Stored records
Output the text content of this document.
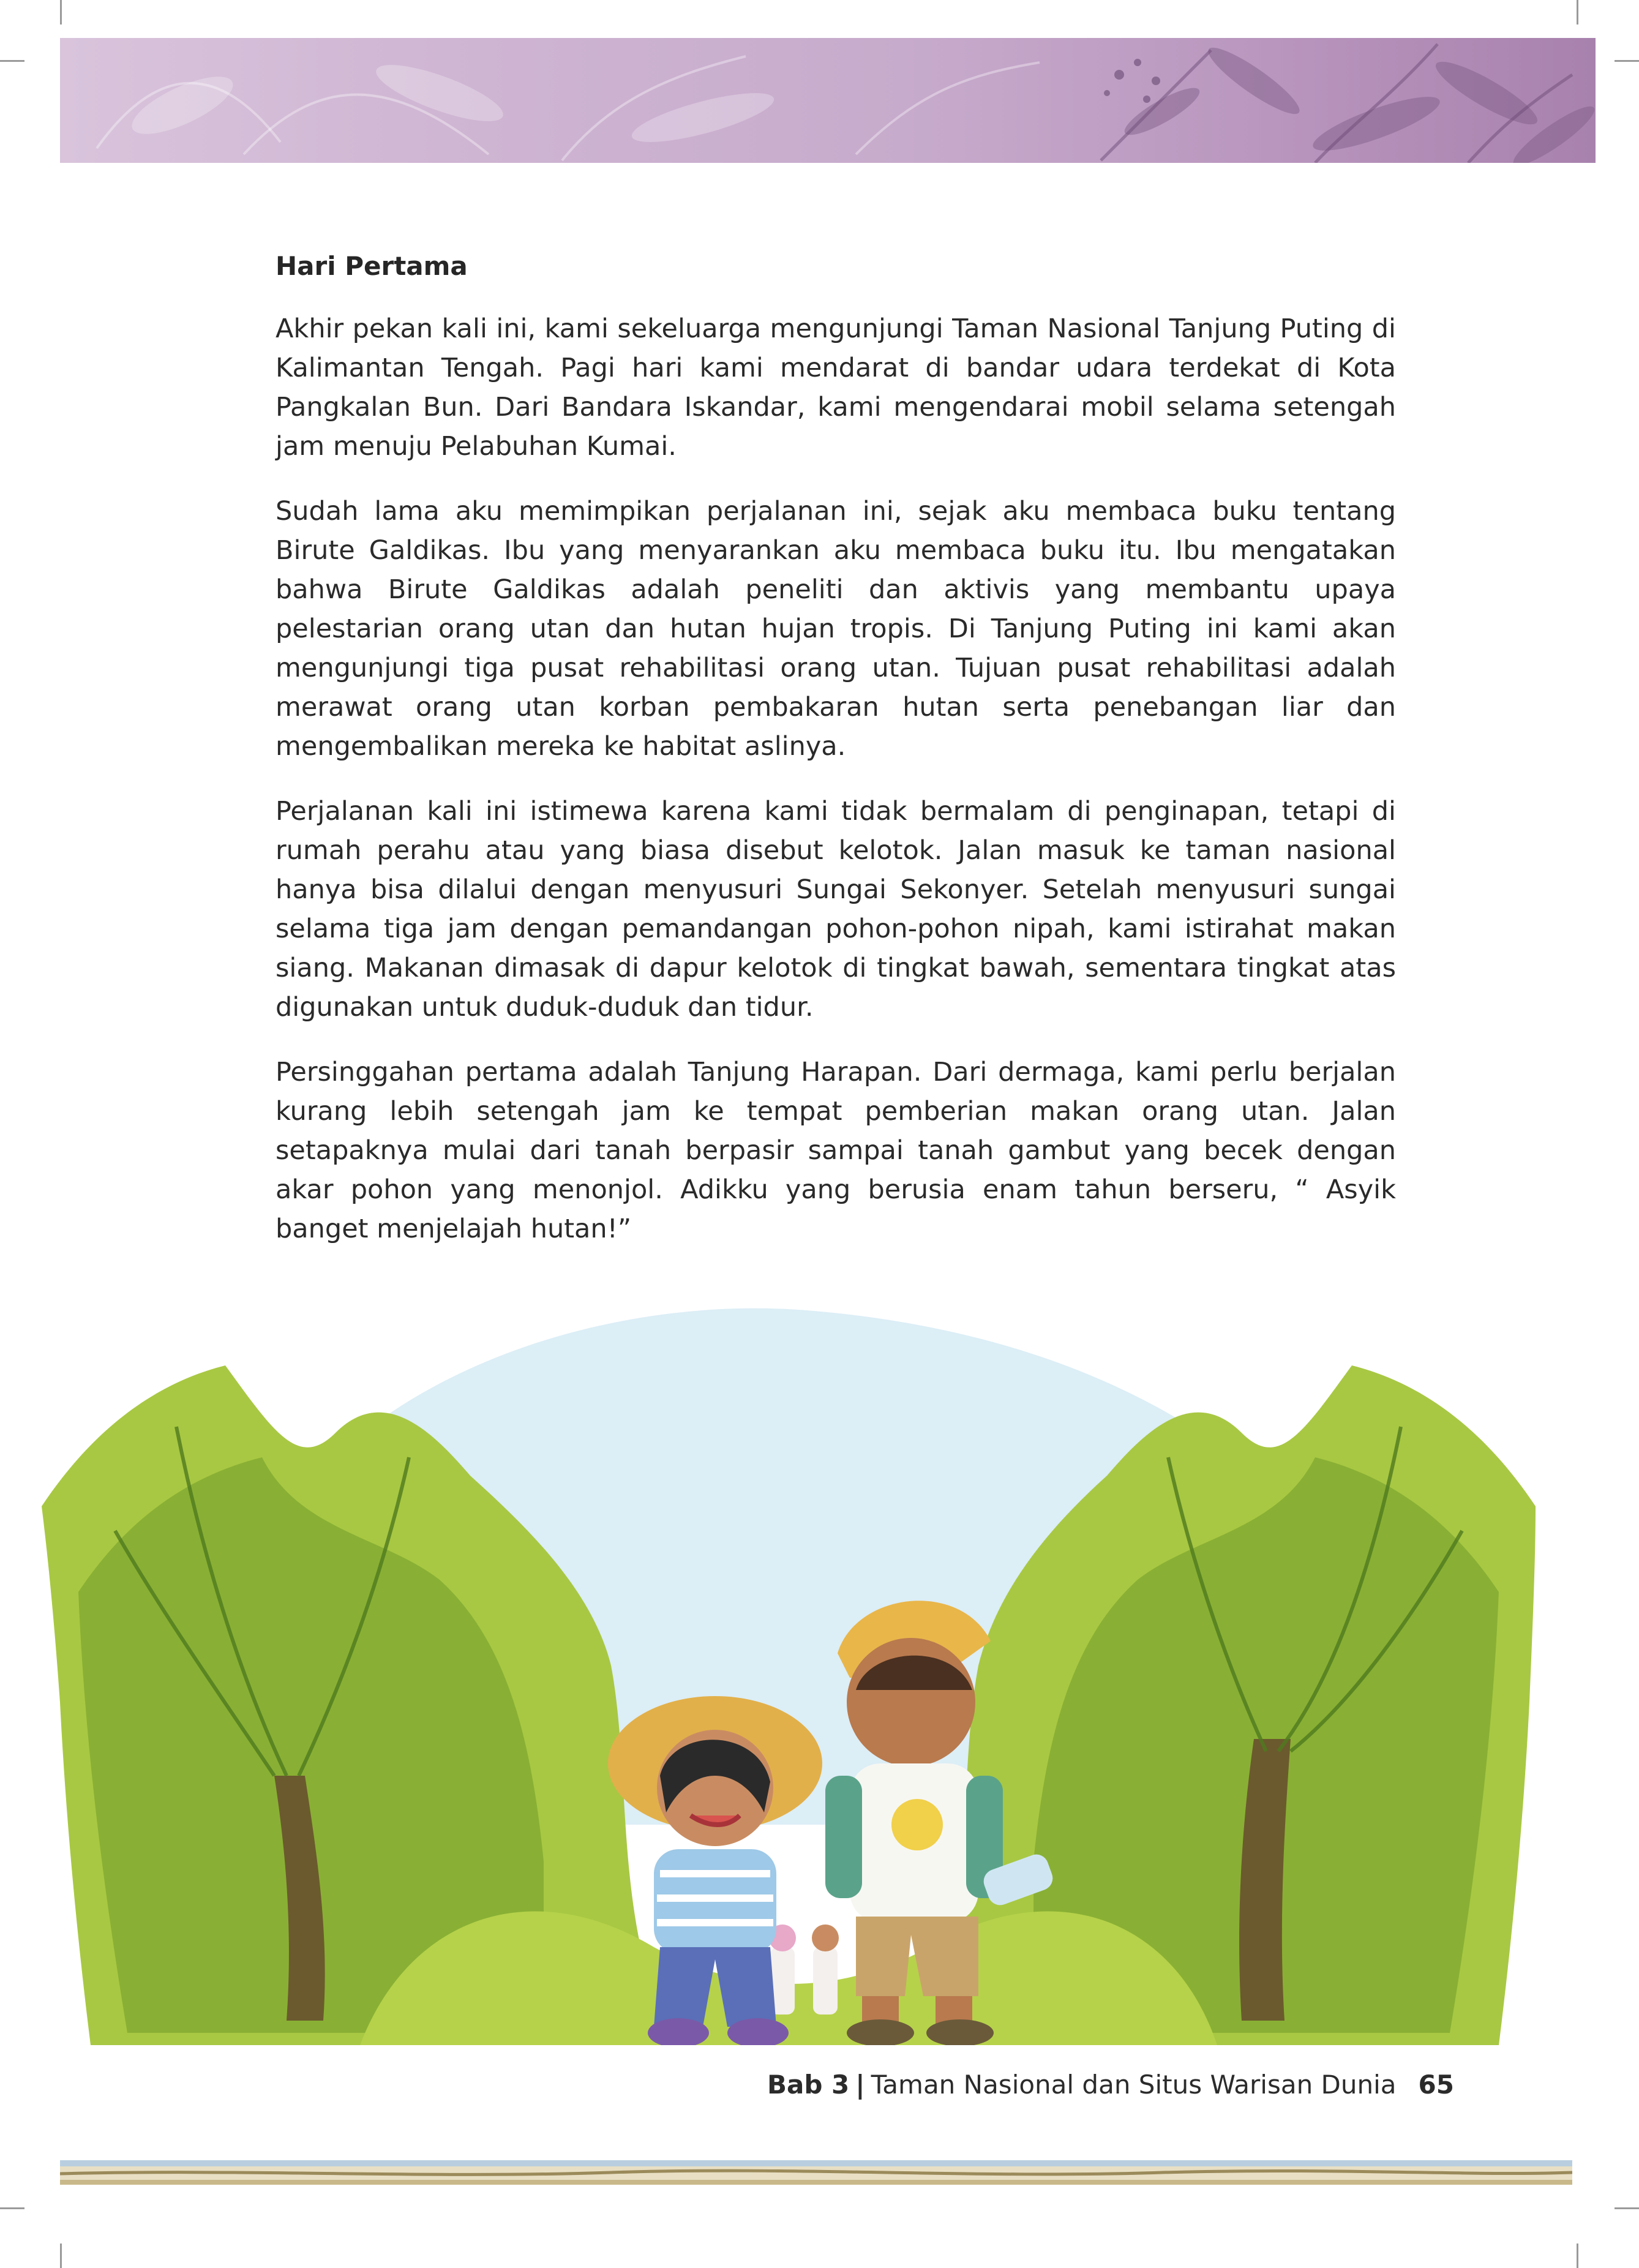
Hari Pertama

Akhir pekan kali ini, kami sekeluarga mengunjungi Taman Nasional Tanjung Puting di Kalimantan Tengah. Pagi hari kami mendarat di bandar udara terdekat di Kota Pangkalan Bun. Dari Bandara Iskandar, kami mengendarai mobil selama setengah jam menuju Pelabuhan Kumai.

Sudah lama aku memimpikan perjalanan ini, sejak aku membaca buku tentang Birute Galdikas. Ibu yang menyarankan aku membaca buku itu. Ibu mengatakan bahwa Birute Galdikas adalah peneliti dan aktivis yang membantu upaya pelestarian orang utan dan hutan hujan tropis. Di Tanjung Puting ini kami akan mengunjungi tiga pusat rehabilitasi orang utan. Tujuan pusat rehabilitasi adalah merawat orang utan korban pembakaran hutan serta penebangan liar dan mengembalikan mereka ke habitat aslinya.

Perjalanan kali ini istimewa karena kami tidak bermalam di penginapan, tetapi di rumah perahu atau yang biasa disebut kelotok. Jalan masuk ke taman nasional hanya bisa dilalui dengan menyusuri Sungai Sekonyer. Setelah menyusuri sungai selama tiga jam dengan pemandangan pohon-pohon nipah, kami istirahat makan siang. Makanan dimasak di dapur kelotok di tingkat bawah, sementara tingkat atas digunakan untuk duduk-duduk dan tidur.

Persinggahan pertama adalah Tanjung Harapan. Dari dermaga, kami perlu berjalan kurang lebih setengah jam ke tempat pemberian makan orang utan. Jalan setapaknya mulai dari tanah berpasir sampai tanah gambut yang becek dengan akar pohon yang menonjol. Adikku yang berusia enam tahun berseru, “ Asyik banget menjelajah hutan!”

Bab 3 | Taman Nasional dan Situs Warisan Dunia 65
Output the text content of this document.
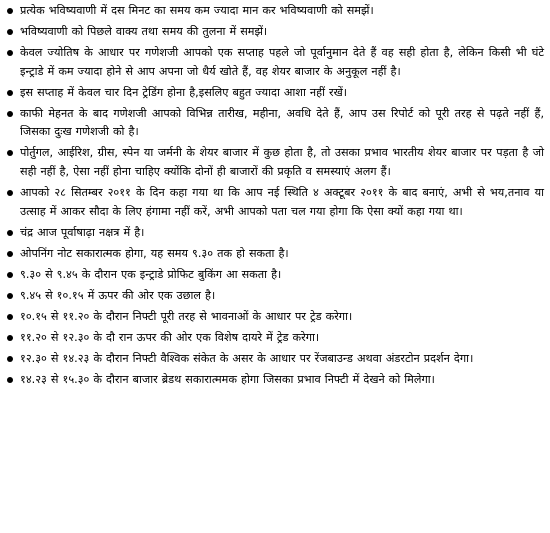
प्रत्येक भविष्यवाणी में दस मिनट का समय कम ज्यादा मान कर भविष्यवाणी को समझें।
भविष्यवाणी को पिछले वाक्य तथा समय की तुलना में समझें।
केवल ज्योतिष के आधार पर गणेशजी आपको एक सप्ताह पहले जो पूर्वानुमान देते हैं वह सही होता है, लेकिन किसी भी घंटे इन्ट्राडे में कम ज्यादा होने से आप अपना जो धैर्य खोते हैं, वह शेयर बाजार के अनुकूल नहीं है।
इस सप्ताह में केवल चार दिन ट्रेडिंग होना है,इसलिए बहुत ज्यादा आशा नहीं रखें।
काफी मेहनत के बाद गणेशजी आपको विभिन्न तारीख, महीना, अवधि देते हैं, आप उस रिपोर्ट को पूरी तरह से पढ़ते नहीं हैं, जिसका दुःख गणेशजी को है।
पोर्तुगल, आईरिश, ग्रीस, स्पेन या जर्मनी के शेयर बाजार में कुछ होता है, तो उसका प्रभाव भारतीय शेयर बाजार पर पड़ता है जो सही नहीं है, ऐसा नहीं होना चाहिए क्योंकि दोनों ही बाजारों की प्रकृति व समस्याएं अलग हैं।
आपको २८ सितम्बर २०११ के दिन कहा गया था कि आप नई स्थिति ४ अक्टूबर २०११ के बाद बनाएं, अभी से भय,तनाव या उत्साह में आकर सौदा के लिए हंगामा नहीं करें, अभी आपको पता चल गया होगा कि ऐसा क्यों कहा गया था।
चंद्र आज पूर्वाषाढ़ा नक्षत्र में है।
ओपनिंग नोट सकारात्मक होगा, यह समय ९.३० तक हो सकता है।
९.३० से ९.४५ के दौरान एक इन्ट्राडे प्रोफिट बुकिंग आ सकता है।
९.४५ से १०.१५ में ऊपर की ओर एक उछाल है।
१०.१५ से ११.२० के दौरान निफ्टी पूरी तरह से भावनाओं के आधार पर ट्रेड करेगा।
११.२० से १२.३० के दौ रान ऊपर की ओर एक विशेष दायरे में ट्रेड करेगा।
१२.३० से १४.२३ के दौरान निफ्टी वैश्विक संकेत के असर के आधार पर रेंजबाउन्ड अथवा अंडरटोन प्रदर्शन देगा।
१४.२३ से १५.३० के दौरान बाजार ब्रेडथ सकारात्ममक होगा जिसका प्रभाव निफ्टी में देखने को मिलेगा।
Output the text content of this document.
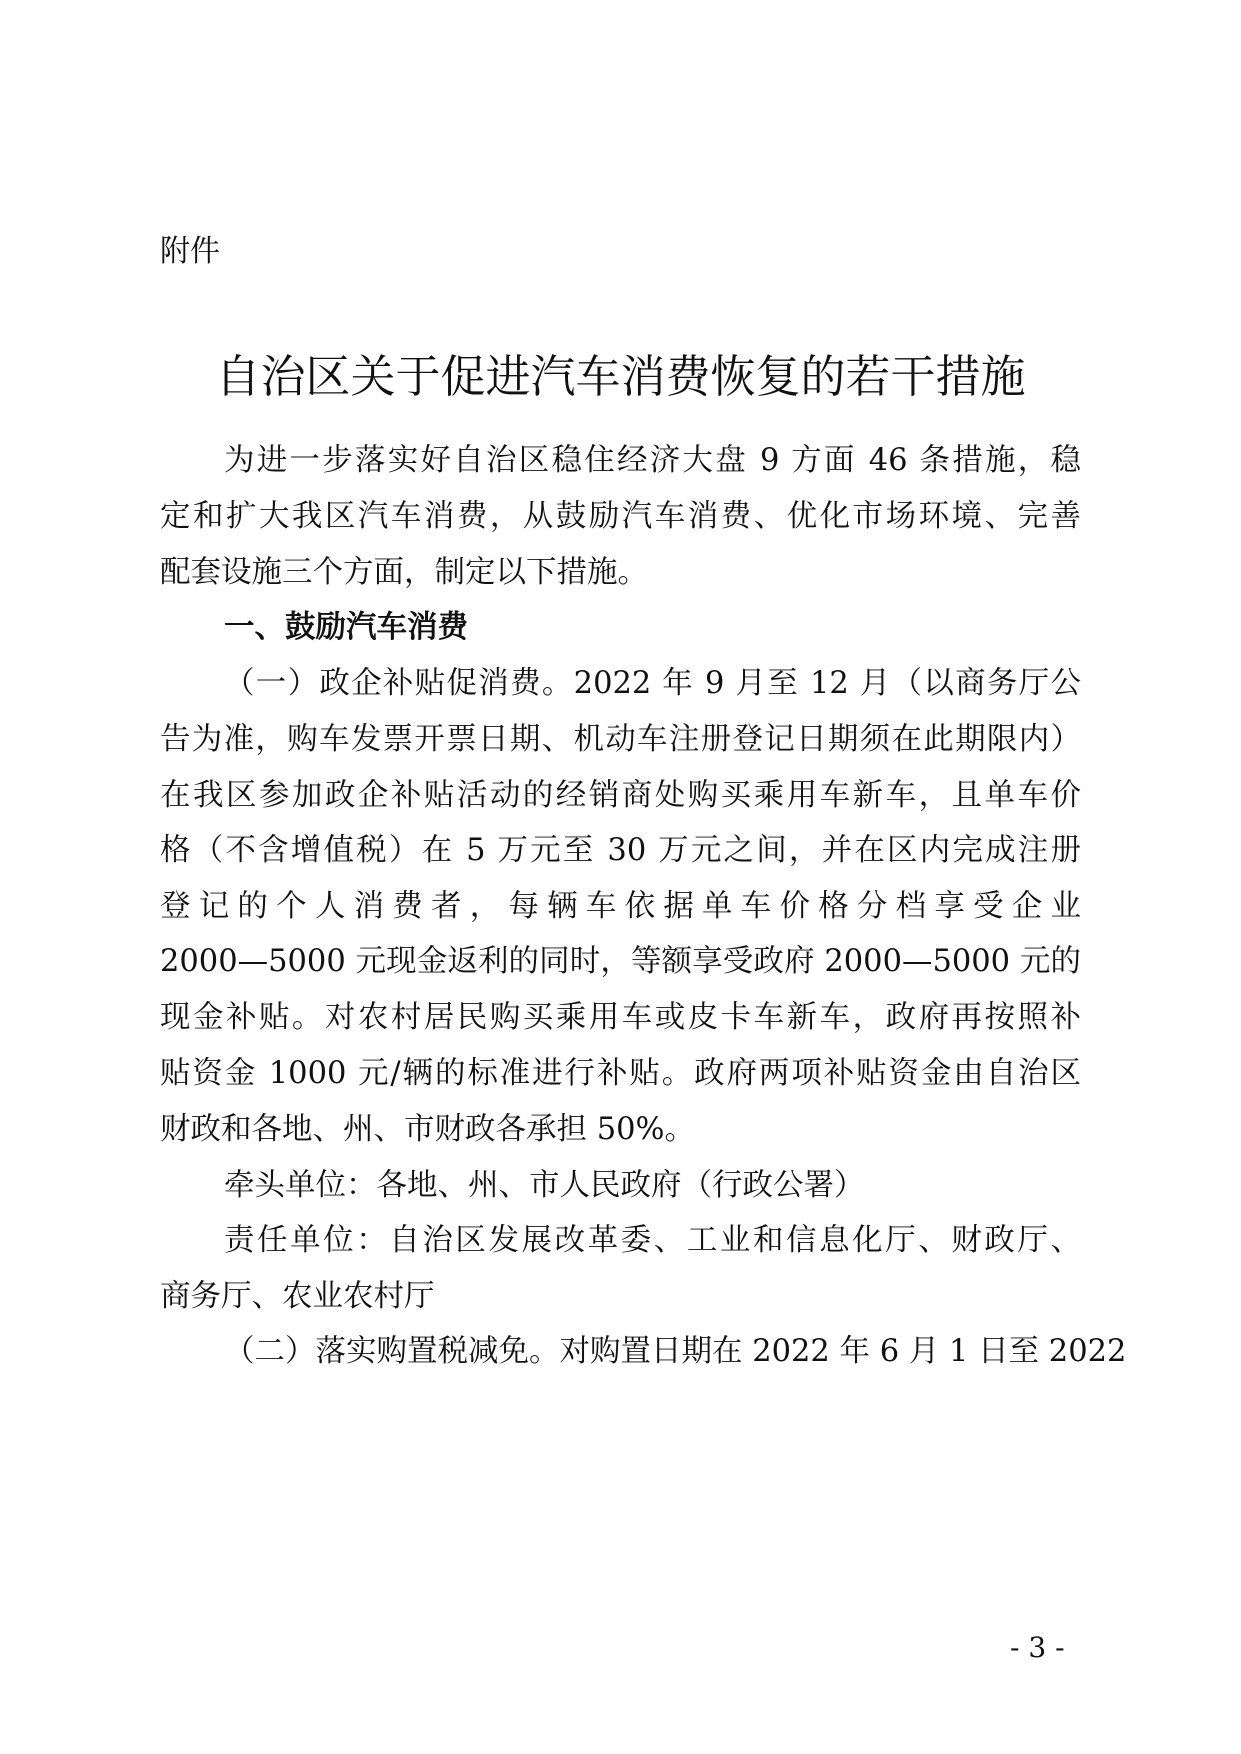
附件

自治区关于促进汽车消费恢复的若干措施

为进一步落实好自治区稳住经济大盘 9 方面 46 条措施，稳

定和扩大我区汽车消费，从鼓励汽车消费、优化市场环境、完善

配套设施三个方面，制定以下措施。

一、鼓励汽车消费

（一）政企补贴促消费。2022 年 9 月至 12 月（以商务厅公

告为准，购车发票开票日期、机动车注册登记日期须在此期限内）

在我区参加政企补贴活动的经销商处购买乘用车新车，且单车价

格（不含增值税）在 5 万元至 30 万元之间，并在区内完成注册

登记的个人消费者，每辆车依据单车价格分档享受企业

2000—5000 元现金返利的同时，等额享受政府 2000—5000 元的

现金补贴。对农村居民购买乘用车或皮卡车新车，政府再按照补

贴资金 1000 元/辆的标准进行补贴。政府两项补贴资金由自治区

财政和各地、州、市财政各承担 50%。

牵头单位：各地、州、市人民政府（行政公署）

责任单位：自治区发展改革委、工业和信息化厅、财政厅、

商务厅、农业农村厅

（二）落实购置税减免。对购置日期在 2022 年 6 月 1 日至 2022

- 3 -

• _SET PROBLEM_
Above are lines of data; state how many of them contain the word "tiga", with no other output.

• _RESULT OF THE TASK_
2